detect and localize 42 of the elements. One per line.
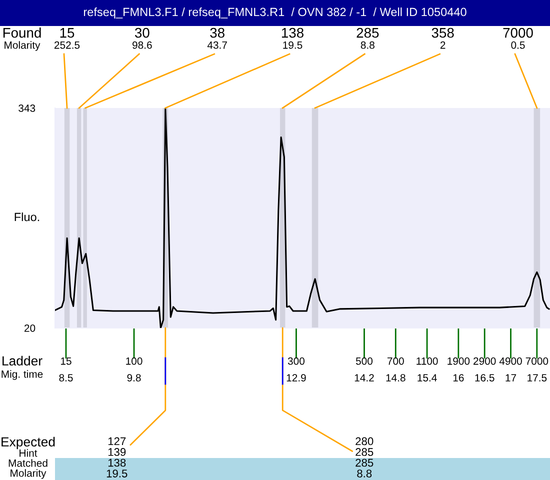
annotation: 358 2: [432, 28, 454, 49]
text: 100: [126, 357, 142, 365]
x-tick-label: 17.5: [528, 374, 547, 382]
text: 1100: [416, 357, 438, 365]
line-series: [55, 108, 550, 328]
x-tick-label: 16.5: [475, 374, 494, 382]
text: Molarity: [10, 469, 46, 479]
x-tick-label: 16: [453, 374, 464, 382]
annotation: 7000 0.5: [503, 28, 533, 49]
text: Ladder: [2, 356, 42, 366]
annotation: 30 98.6: [132, 28, 152, 49]
y-tick-label: 343: [18, 104, 36, 112]
annotation: 127 139 138 19.5: [106, 437, 128, 478]
chart-title: refseq_FMNL3.F1 / refseq_FMNL3.R1 / OVN 382 / -1 / Well ID 1050440: [84, 8, 466, 18]
text: 4900: [499, 357, 522, 365]
text: 2900: [474, 357, 496, 365]
text: 7000: [526, 357, 548, 365]
annotation: 15 252.5: [54, 28, 80, 49]
text: 300: [288, 357, 305, 365]
text: Found: [3, 28, 41, 38]
annotation: 138 19.5: [282, 28, 304, 49]
annotation: 285 8.8: [356, 28, 379, 49]
text: 500: [356, 357, 373, 365]
x-tick-label: 8.5: [59, 374, 73, 382]
text: 1900: [448, 357, 470, 365]
y-tick-label: 20: [24, 324, 36, 332]
text: Matched: [8, 459, 48, 467]
text: Molarity: [4, 41, 40, 51]
x-tick-label: 17: [506, 374, 516, 382]
text: Hint: [20, 449, 38, 457]
x-tick-label: 14.2: [354, 374, 374, 382]
x-tick-label: 12.9: [286, 374, 306, 382]
text: 700: [387, 357, 404, 365]
x-tick-label: 14.8: [386, 374, 406, 382]
x-tick-label: 9.8: [127, 374, 141, 382]
text: Mig. time: [2, 370, 43, 380]
text: 15: [60, 358, 72, 365]
x-tick-label: 15.4: [418, 374, 437, 382]
annotation: 38 43.7: [207, 28, 227, 49]
text: Expected: [2, 436, 55, 450]
y-axis-title: Fluo.: [14, 212, 40, 222]
annotation: 280 285 285 8.8: [356, 437, 374, 478]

________________

▶ [Direction]: Rewrite all the data above with every "Molarity" changed to "Concentration" and everything else kept the same. Leave the pictures out.

▶ [Response]:
detect and localize 42 of the elements. One per line.
annotation: 358 2: [432, 28, 454, 49]
text: 100: [126, 357, 142, 365]
x-tick-label: 17.5: [528, 374, 547, 382]
text: 1100: [416, 357, 438, 365]
line-series: [55, 108, 550, 328]
x-tick-label: 16.5: [475, 374, 494, 382]
text: Concentration: [10, 469, 46, 479]
x-tick-label: 16: [453, 374, 464, 382]
annotation: 7000 0.5: [503, 28, 533, 49]
text: Ladder: [2, 356, 42, 366]
annotation: 30 98.6: [132, 28, 152, 49]
y-tick-label: 343: [18, 104, 36, 112]
annotation: 127 139 138 19.5: [106, 437, 128, 478]
chart-title: refseq_FMNL3.F1 / refseq_FMNL3.R1 / OVN 382 / -1 / Well ID 1050440: [84, 8, 466, 18]
text: 4900: [499, 357, 522, 365]
text: 2900: [474, 357, 496, 365]
text: 7000: [526, 357, 548, 365]
annotation: 15 252.5: [54, 28, 80, 49]
text: 300: [288, 357, 305, 365]
text: Found: [3, 28, 41, 38]
annotation: 138 19.5: [282, 28, 304, 49]
annotation: 285 8.8: [356, 28, 379, 49]
text: 500: [356, 357, 373, 365]
x-tick-label: 8.5: [59, 374, 73, 382]
text: 1900: [448, 357, 470, 365]
y-tick-label: 20: [24, 324, 36, 332]
text: Matched: [8, 459, 48, 467]
text: Concentration: [4, 41, 40, 51]
x-tick-label: 17: [506, 374, 516, 382]
text: Hint: [20, 449, 38, 457]
x-tick-label: 14.2: [354, 374, 374, 382]
x-tick-label: 12.9: [286, 374, 306, 382]
text: 700: [387, 357, 404, 365]
x-tick-label: 14.8: [386, 374, 406, 382]
x-tick-label: 9.8: [127, 374, 141, 382]
text: Mig. time: [2, 370, 43, 380]
text: 15: [60, 358, 72, 365]
x-tick-label: 15.4: [418, 374, 437, 382]
annotation: 38 43.7: [207, 28, 227, 49]
text: Expected: [2, 436, 55, 450]
y-axis-title: Fluo.: [14, 212, 40, 222]
annotation: 280 285 285 8.8: [356, 437, 374, 478]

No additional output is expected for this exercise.